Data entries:
────────────────────

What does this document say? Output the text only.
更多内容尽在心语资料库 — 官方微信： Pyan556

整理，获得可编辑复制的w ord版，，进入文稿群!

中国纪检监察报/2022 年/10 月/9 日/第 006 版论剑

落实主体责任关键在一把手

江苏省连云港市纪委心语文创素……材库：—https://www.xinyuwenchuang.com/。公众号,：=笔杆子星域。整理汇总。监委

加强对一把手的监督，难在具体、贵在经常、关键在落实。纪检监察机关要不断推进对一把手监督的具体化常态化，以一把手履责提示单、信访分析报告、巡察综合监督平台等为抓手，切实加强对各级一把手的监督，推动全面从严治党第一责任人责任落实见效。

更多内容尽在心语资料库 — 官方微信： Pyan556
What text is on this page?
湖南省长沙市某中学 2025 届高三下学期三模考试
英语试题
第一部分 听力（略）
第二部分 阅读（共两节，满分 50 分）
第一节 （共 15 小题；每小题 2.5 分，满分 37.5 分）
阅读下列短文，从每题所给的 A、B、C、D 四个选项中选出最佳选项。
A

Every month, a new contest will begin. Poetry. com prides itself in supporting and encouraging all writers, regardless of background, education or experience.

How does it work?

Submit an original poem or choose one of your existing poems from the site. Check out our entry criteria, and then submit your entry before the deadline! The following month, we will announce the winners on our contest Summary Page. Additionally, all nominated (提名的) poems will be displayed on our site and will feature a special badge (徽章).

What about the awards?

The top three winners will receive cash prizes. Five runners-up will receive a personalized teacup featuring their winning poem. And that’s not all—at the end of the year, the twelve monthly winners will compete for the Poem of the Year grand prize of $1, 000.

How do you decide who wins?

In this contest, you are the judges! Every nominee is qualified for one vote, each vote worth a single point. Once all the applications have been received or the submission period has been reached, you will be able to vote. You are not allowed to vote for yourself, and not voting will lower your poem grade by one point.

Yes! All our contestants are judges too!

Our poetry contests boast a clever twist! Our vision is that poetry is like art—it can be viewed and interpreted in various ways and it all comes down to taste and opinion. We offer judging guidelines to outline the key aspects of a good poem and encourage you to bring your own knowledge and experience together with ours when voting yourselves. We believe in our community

────────────────────

*INSTRUCTIONS FOR THE TASK*. Scan the listing above for the word "text" and show each line where it is found.

*SOLUTION TO THE EXERCISE*.
What does this document say? Output the text only.
What text is on this page?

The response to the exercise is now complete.